INSTRUCTIONS TO FOLLOW. Reproduce the material word for word; the images stay out.

------ DATA TO PROCESS

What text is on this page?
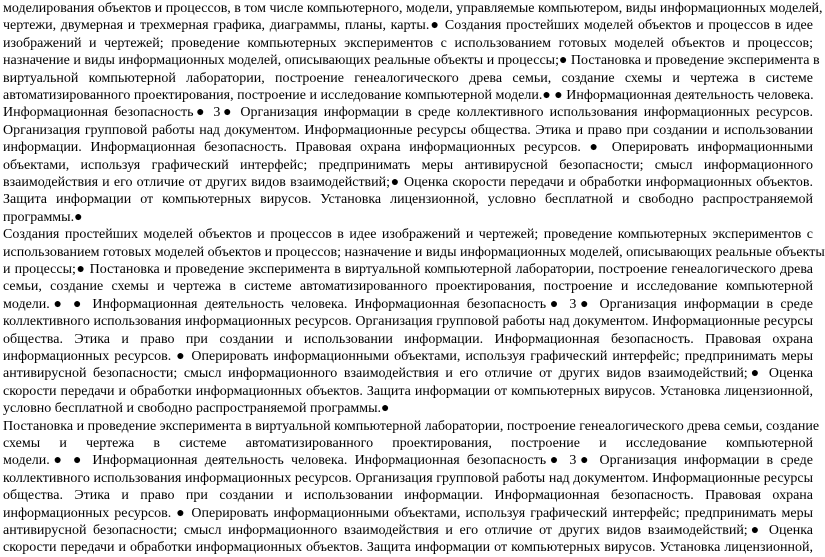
моделирования объектов и процессов, в том числе компьютерного, модели, управляемые компьютером, виды информационных моделей,
чертежи, двумерная и трехмерная графика, диаграммы, планы, карты.● Создания простейших моделей объектов и процессов в идее
изображений и чертежей; проведение компьютерных экспериментов с использованием готовых моделей объектов и процессов;
назначение и виды информационных моделей, описывающих реальные объекты и процессы;● Постановка и проведение эксперимента в
виртуальной компьютерной лаборатории, построение генеалогического древа семьи, создание схемы и чертежа в системе
автоматизированного проектирования, построение и исследование компьютерной модели.● ● Информационная деятельность человека.
Информационная безопасность● 3● Организация информации в среде коллективного использования информационных ресурсов.
Организация групповой работы над документом. Информационные ресурсы общества. Этика и право при создании и использовании
информации. Информационная безопасность. Правовая охрана информационных ресурсов. ● Оперировать информационными
объектами, используя графический интерфейс; предпринимать меры антивирусной безопасности; смысл информационного
взаимодействия и его отличие от других видов взаимодействий;● Оценка скорости передачи и обработки информационных объектов.
Защита информации от компьютерных вирусов. Установка лицензионной, условно бесплатной и свободно распространяемой
программы.●
Создания простейших моделей объектов и процессов в идее изображений и чертежей; проведение компьютерных экспериментов с
использованием готовых моделей объектов и процессов; назначение и виды информационных моделей, описывающих реальные объекты
и процессы;● Постановка и проведение эксперимента в виртуальной компьютерной лаборатории, построение генеалогического древа
семьи, создание схемы и чертежа в системе автоматизированного проектирования, построение и исследование компьютерной
модели.● ● Информационная деятельность человека. Информационная безопасность● 3● Организация информации в среде
коллективного использования информационных ресурсов. Организация групповой работы над документом. Информационные ресурсы
общества. Этика и право при создании и использовании информации. Информационная безопасность. Правовая охрана
информационных ресурсов. ● Оперировать информационными объектами, используя графический интерфейс; предпринимать меры
антивирусной безопасности; смысл информационного взаимодействия и его отличие от других видов взаимодействий;● Оценка
скорости передачи и обработки информационных объектов. Защита информации от компьютерных вирусов. Установка лицензионной,
условно бесплатной и свободно распространяемой программы.●
Постановка и проведение эксперимента в виртуальной компьютерной лаборатории, построение генеалогического древа семьи, создание
схемы и чертежа в системе автоматизированного проектирования, построение и исследование компьютерной
модели.● ● Информационная деятельность человека. Информационная безопасность● 3● Организация информации в среде
коллективного использования информационных ресурсов. Организация групповой работы над документом. Информационные ресурсы
общества. Этика и право при создании и использовании информации. Информационная безопасность. Правовая охрана
информационных ресурсов. ● Оперировать информационными объектами, используя графический интерфейс; предпринимать меры
антивирусной безопасности; смысл информационного взаимодействия и его отличие от других видов взаимодействий;● Оценка
скорости передачи и обработки информационных объектов. Защита информации от компьютерных вирусов. Установка лицензионной,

------------

OUTPUT BELOW.
What text is on this page?
моделирования объектов и процессов, в том числе компьютерного, модели, управляемые компьютером, виды информационных моделей,
чертежи, двумерная и трехмерная графика, диаграммы, планы, карты.● Создания простейших моделей объектов и процессов в идее
изображений и чертежей; проведение компьютерных экспериментов с использованием готовых моделей объектов и процессов;
назначение и виды информационных моделей, описывающих реальные объекты и процессы;● Постановка и проведение эксперимента в
виртуальной компьютерной лаборатории, построение генеалогического древа семьи, создание схемы и чертежа в системе
автоматизированного проектирования, построение и исследование компьютерной модели.● ● Информационная деятельность человека.
Информационная безопасность● 3● Организация информации в среде коллективного использования информационных ресурсов.
Организация групповой работы над документом. Информационные ресурсы общества. Этика и право при создании и использовании
информации. Информационная безопасность. Правовая охрана информационных ресурсов. ● Оперировать информационными
объектами, используя графический интерфейс; предпринимать меры антивирусной безопасности; смысл информационного
взаимодействия и его отличие от других видов взаимодействий;● Оценка скорости передачи и обработки информационных объектов.
Защита информации от компьютерных вирусов. Установка лицензионной, условно бесплатной и свободно распространяемой
программы.●
Создания простейших моделей объектов и процессов в идее изображений и чертежей; проведение компьютерных экспериментов с
использованием готовых моделей объектов и процессов; назначение и виды информационных моделей, описывающих реальные объекты
и процессы;● Постановка и проведение эксперимента в виртуальной компьютерной лаборатории, построение генеалогического древа
семьи, создание схемы и чертежа в системе автоматизированного проектирования, построение и исследование компьютерной
модели.● ● Информационная деятельность человека. Информационная безопасность● 3● Организация информации в среде
коллективного использования информационных ресурсов. Организация групповой работы над документом. Информационные ресурсы
общества. Этика и право при создании и использовании информации. Информационная безопасность. Правовая охрана
информационных ресурсов. ● Оперировать информационными объектами, используя графический интерфейс; предпринимать меры
антивирусной безопасности; смысл информационного взаимодействия и его отличие от других видов взаимодействий;● Оценка
скорости передачи и обработки информационных объектов. Защита информации от компьютерных вирусов. Установка лицензионной,
условно бесплатной и свободно распространяемой программы.●
Постановка и проведение эксперимента в виртуальной компьютерной лаборатории, построение генеалогического древа семьи, создание
схемы и чертежа в системе автоматизированного проектирования, построение и исследование компьютерной
модели.● ● Информационная деятельность человека. Информационная безопасность● 3● Организация информации в среде
коллективного использования информационных ресурсов. Организация групповой работы над документом. Информационные ресурсы
общества. Этика и право при создании и использовании информации. Информационная безопасность. Правовая охрана
информационных ресурсов. ● Оперировать информационными объектами, используя графический интерфейс; предпринимать меры
антивирусной безопасности; смысл информационного взаимодействия и его отличие от других видов взаимодействий;● Оценка
скорости передачи и обработки информационных объектов. Защита информации от компьютерных вирусов. Установка лицензионной,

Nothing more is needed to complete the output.